Below is a listing. Gather each line of it that contains "الذين".

(Records from a data source)

┄┄┄┄┄┄┄┄┄┄┄┄┄┄┄┄┄┄┄┄

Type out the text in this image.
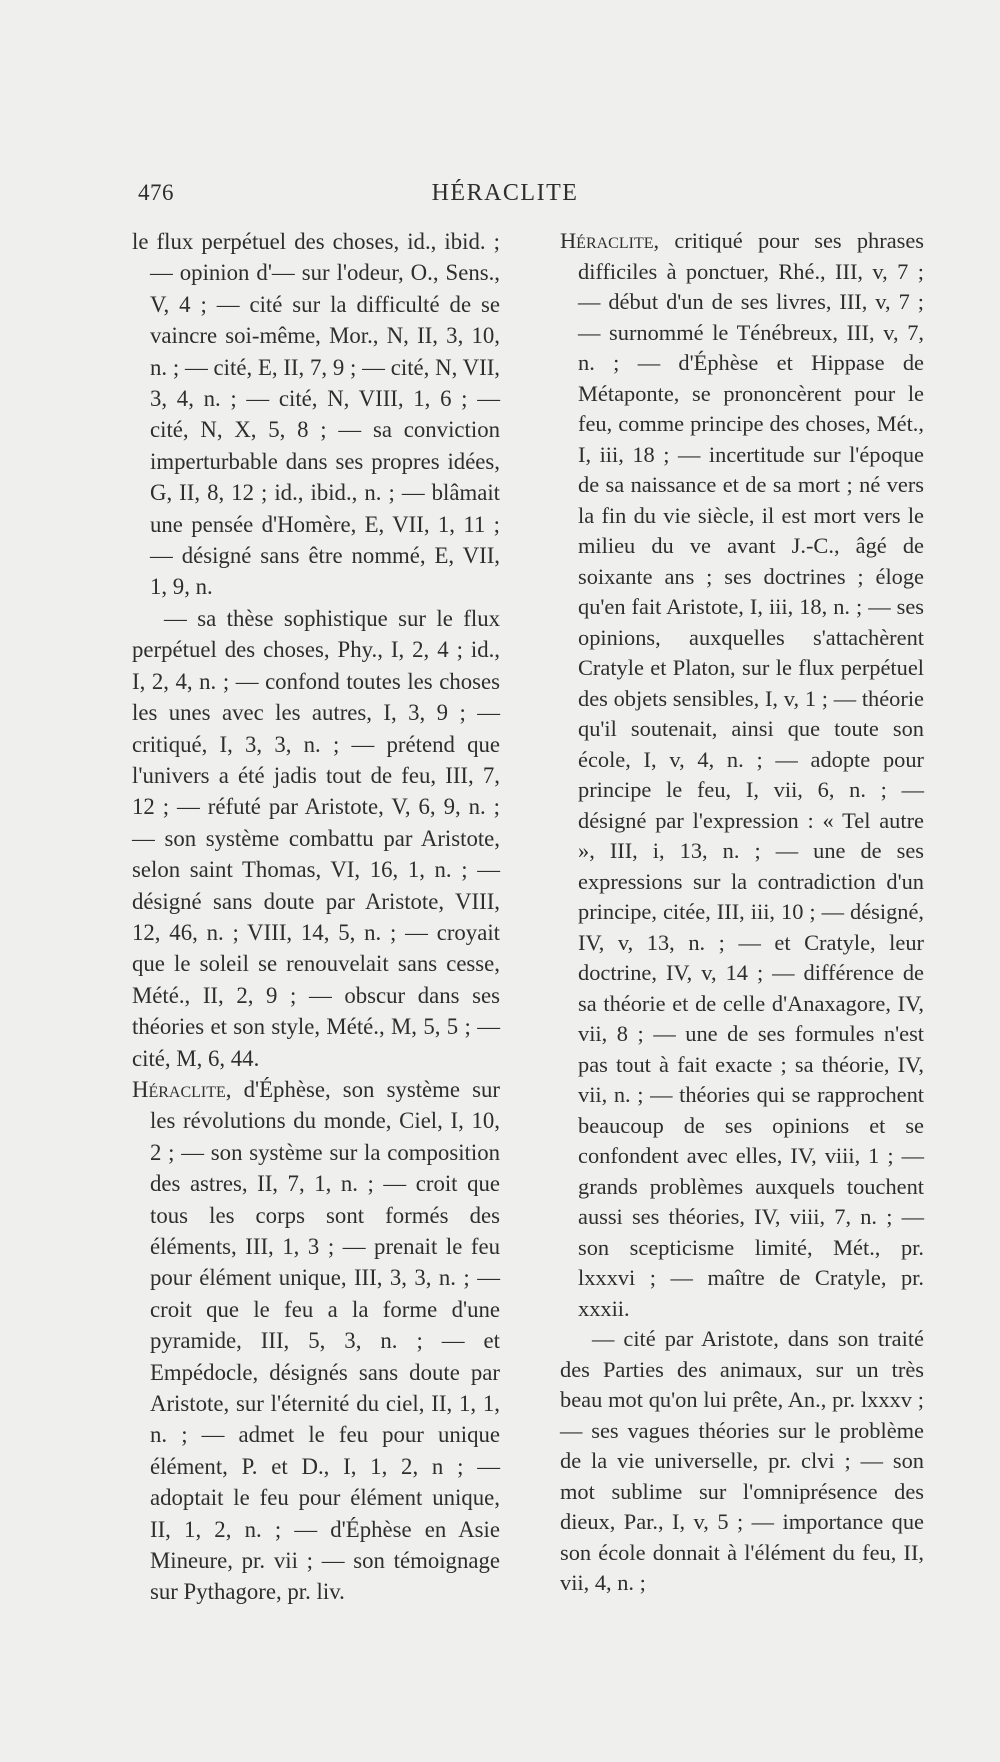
476	HÉRACLITE

le flux perpétuel des choses, id., ibid. ; — opinion d'— sur l'odeur, O., Sens., V, 4 ; — cité sur la difficulté de se vaincre soi-même, Mor., N, II, 3, 10, n. ; — cité, E, II, 7, 9 ; — cité, N, VII, 3, 4, n. ; — cité, N, VIII, 1, 6 ; — cité, N, X, 5, 8 ; — sa conviction imperturbable dans ses propres idées, G, II, 8, 12 ; id., ibid., n. ; — blâmait une pensée d'Homère, E, VII, 1, 11 ; — désigné sans être nommé, E, VII, 1, 9, n.

— sa thèse sophistique sur le flux perpétuel des choses, Phy., I, 2, 4 ; id., I, 2, 4, n. ; — confond toutes les choses les unes avec les autres, I, 3, 9 ; — critiqué, I, 3, 3, n. ; — prétend que l'univers a été jadis tout de feu, III, 7, 12 ; — réfuté par Aristote, V, 6, 9, n. ; — son système combattu par Aristote, selon saint Thomas, VI, 16, 1, n. ; — désigné sans doute par Aristote, VIII, 12, 46, n. ; VIII, 14, 5, n. ; — croyait que le soleil se renouvelait sans cesse, Mété., II, 2, 9 ; — obscur dans ses théories et son style, Mété., M, 5, 5 ; — cité, M, 6, 44.

Héraclite, d'Éphèse, son système sur les révolutions du monde, Ciel, I, 10, 2 ; — son système sur la composition des astres, II, 7, 1, n. ; — croit que tous les corps sont formés des éléments, III, 1, 3 ; — prenait le feu pour élément unique, III, 3, 3, n. ; — croit que le feu a la forme d'une pyramide, III, 5, 3, n. ; — et Empédocle, désignés sans doute par Aristote, sur l'éternité du ciel, II, 1, 1, n. ; — admet le feu pour unique élément, P. et D., I, 1, 2, n ; — adoptait le feu pour élément unique, II, 1, 2, n. ; — d'Éphèse en Asie Mineure, pr. vii ; — son témoignage sur Pythagore, pr. liv.

Héraclite, critiqué pour ses phrases difficiles à ponctuer, Rhé., III, v, 7 ; — début d'un de ses livres, III, v, 7 ; — surnommé le Ténébreux, III, v, 7, n. ; — d'Éphèse et Hippase de Métaponte, se prononcèrent pour le feu, comme principe des choses, Mét., I, iii, 18 ; — incertitude sur l'époque de sa naissance et de sa mort ; né vers la fin du vie siècle, il est mort vers le milieu du ve avant J.-C., âgé de soixante ans ; ses doctrines ; éloge qu'en fait Aristote, I, iii, 18, n. ; — ses opinions, auxquelles s'attachèrent Cratyle et Platon, sur le flux perpétuel des objets sensibles, I, v, 1 ; — théorie qu'il soutenait, ainsi que toute son école, I, v, 4, n. ; — adopte pour principe le feu, I, vii, 6, n. ; — désigné par l'expression : « Tel autre », III, i, 13, n. ; — une de ses expressions sur la contradiction d'un principe, citée, III, iii, 10 ; — désigné, IV, v, 13, n. ; — et Cratyle, leur doctrine, IV, v, 14 ; — différence de sa théorie et de celle d'Anaxagore, IV, vii, 8 ; — une de ses formules n'est pas tout à fait exacte ; sa théorie, IV, vii, n. ; — théories qui se rapprochent beaucoup de ses opinions et se confondent avec elles, IV, viii, 1 ; — grands problèmes auxquels touchent aussi ses théories, IV, viii, 7, n. ; — son scepticisme limité, Mét., pr. lxxxvi ; — maître de Cratyle, pr. xxxii.

— cité par Aristote, dans son traité des Parties des animaux, sur un très beau mot qu'on lui prête, An., pr. lxxxv ; — ses vagues théories sur le problème de la vie universelle, pr. clvi ; — son mot sublime sur l'omniprésence des dieux, Par., I, v, 5 ; — importance que son école donnait à l'élément du feu, II, vii, 4, n. ;
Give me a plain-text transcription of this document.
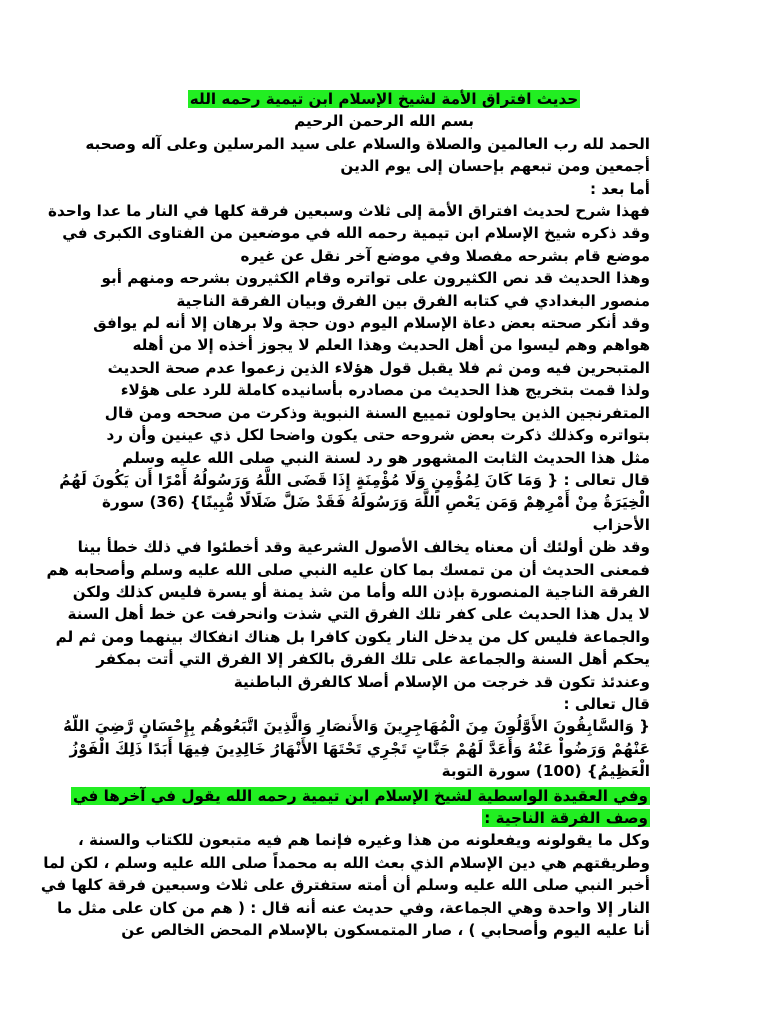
حديث افتراق الأمة لشيخ الإسلام ابن تيمية رحمه الله
بسم الله الرحمن الرحيم
الحمد لله رب العالمين والصلاة والسلام على سيد المرسلين وعلى آله وصحبه
أجمعين ومن تبعهم بإحسان إلى يوم الدين
أما بعد :
فهذا شرح لحديث افتراق الأمة إلى ثلاث وسبعين فرقة كلها في النار ما عدا واحدة
وقد ذكره شيخ الإسلام ابن تيمية رحمه الله في موضعين من الفتاوى الكبرى في
موضع قام بشرحه مفصلا وفي موضع آخر نقل عن غيره
وهذا الحديث قد نص الكثيرون على تواتره وقام الكثيرون بشرحه ومنهم أبو
منصور البغدادي في كتابه الفرق بين الفرق وبيان الفرقة الناجية
وقد أنكر صحته بعض دعاة الإسلام اليوم دون حجة ولا برهان إلا أنه لم يوافق
هواهم وهم ليسوا من أهل الحديث وهذا العلم لا يجوز أخذه إلا من أهله
المتبحرين فيه ومن ثم فلا يقبل قول هؤلاء الذين زعموا عدم صحة الحديث
ولذا قمت بتخريج هذا الحديث من مصادره بأسانيده كاملة للرد على هؤلاء
المتفرنجين الذين يحاولون تمييع السنة النبوية وذكرت من صححه ومن قال
بتواتره وكذلك ذكرت بعض شروحه حتى يكون واضحا لكل ذي عينين وأن رد
مثل هذا الحديث الثابت المشهور هو رد لسنة النبي صلى الله عليه وسلم
قال تعالى : { وَمَا كَانَ لِمُؤْمِنٍ وَلَا مُؤْمِنَةٍ إِذَا قَضَى اللَّهُ وَرَسُولُهُ أَمْرًا أَن يَكُونَ لَهُمُ
الْخِيَرَةُ مِنْ أَمْرِهِمْ وَمَن يَعْصِ اللَّهَ وَرَسُولَهُ فَقَدْ ضَلَّ ضَلَالًا مُّبِينًا} (36) سورة
الأحزاب
وقد ظن أولئك أن معناه يخالف الأصول الشرعية وقد أخطئوا في ذلك خطأ بينا
فمعنى الحديث أن من تمسك بما كان عليه النبي صلى الله عليه وسلم وأصحابه هم
الفرقة الناجية المنصورة بإذن الله وأما من شذ يمنة أو يسرة فليس كذلك ولكن
لا يدل هذا الحديث على كفر تلك الفرق التي شذت وانحرفت عن خط أهل السنة
والجماعة فليس كل من يدخل النار يكون كافرا بل هناك انفكاك بينهما ومن ثم لم
يحكم أهل السنة والجماعة على تلك الفرق بالكفر إلا الفرق التي أتت بمكفر
وعندئذ تكون قد خرجت من الإسلام أصلا كالفرق الباطنية
قال تعالى :
{ وَالسَّابِقُونَ الأَوَّلُونَ مِنَ الْمُهَاجِرِينَ وَالأَنصَارِ وَالَّذِينَ اتَّبَعُوهُم بِإِحْسَانٍ رَّضِيَ اللّهُ
عَنْهُمْ وَرَضُواْ عَنْهُ وَأَعَدَّ لَهُمْ جَنَّاتٍ تَجْرِي تَحْتَهَا الأَنْهَارُ خَالِدِينَ فِيهَا أَبَدًا ذَلِكَ الْفَوْزُ
الْعَظِيمُ} (100) سورة التوبة
وفي العقيدة الواسطية لشيخ الإسلام ابن تيمية رحمه الله يقول في آخرها في
وصف الفرقة الناجية :
وكل ما يقولونه ويفعلونه من هذا وغيره فإنما هم فيه متبعون للكتاب والسنة ،
وطريقتهم هي دين الإسلام الذي بعث الله به محمداً صلى الله عليه وسلم ، لكن لما
أخبر النبي صلى الله عليه وسلم أن أمته ستفترق على ثلاث وسبعين فرقة كلها في
النار إلا واحدة وهي الجماعة، وفي حديث عنه أنه قال : ( هم من كان على مثل ما
أنا عليه اليوم وأصحابي ) ، صار المتمسكون بالإسلام المحض الخالص عن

┄┄┄┄┄┄┄┄┄┄┄┄┄┄┄┄┄┄┄┄

#### Task answer
المتبحرين فيه ومن ثم فلا يقبل قول هؤلاء الذين زعموا عدم صحة الحديث
المتفرنجين الذين يحاولون تمييع السنة النبوية وذكرت من صححه ومن قال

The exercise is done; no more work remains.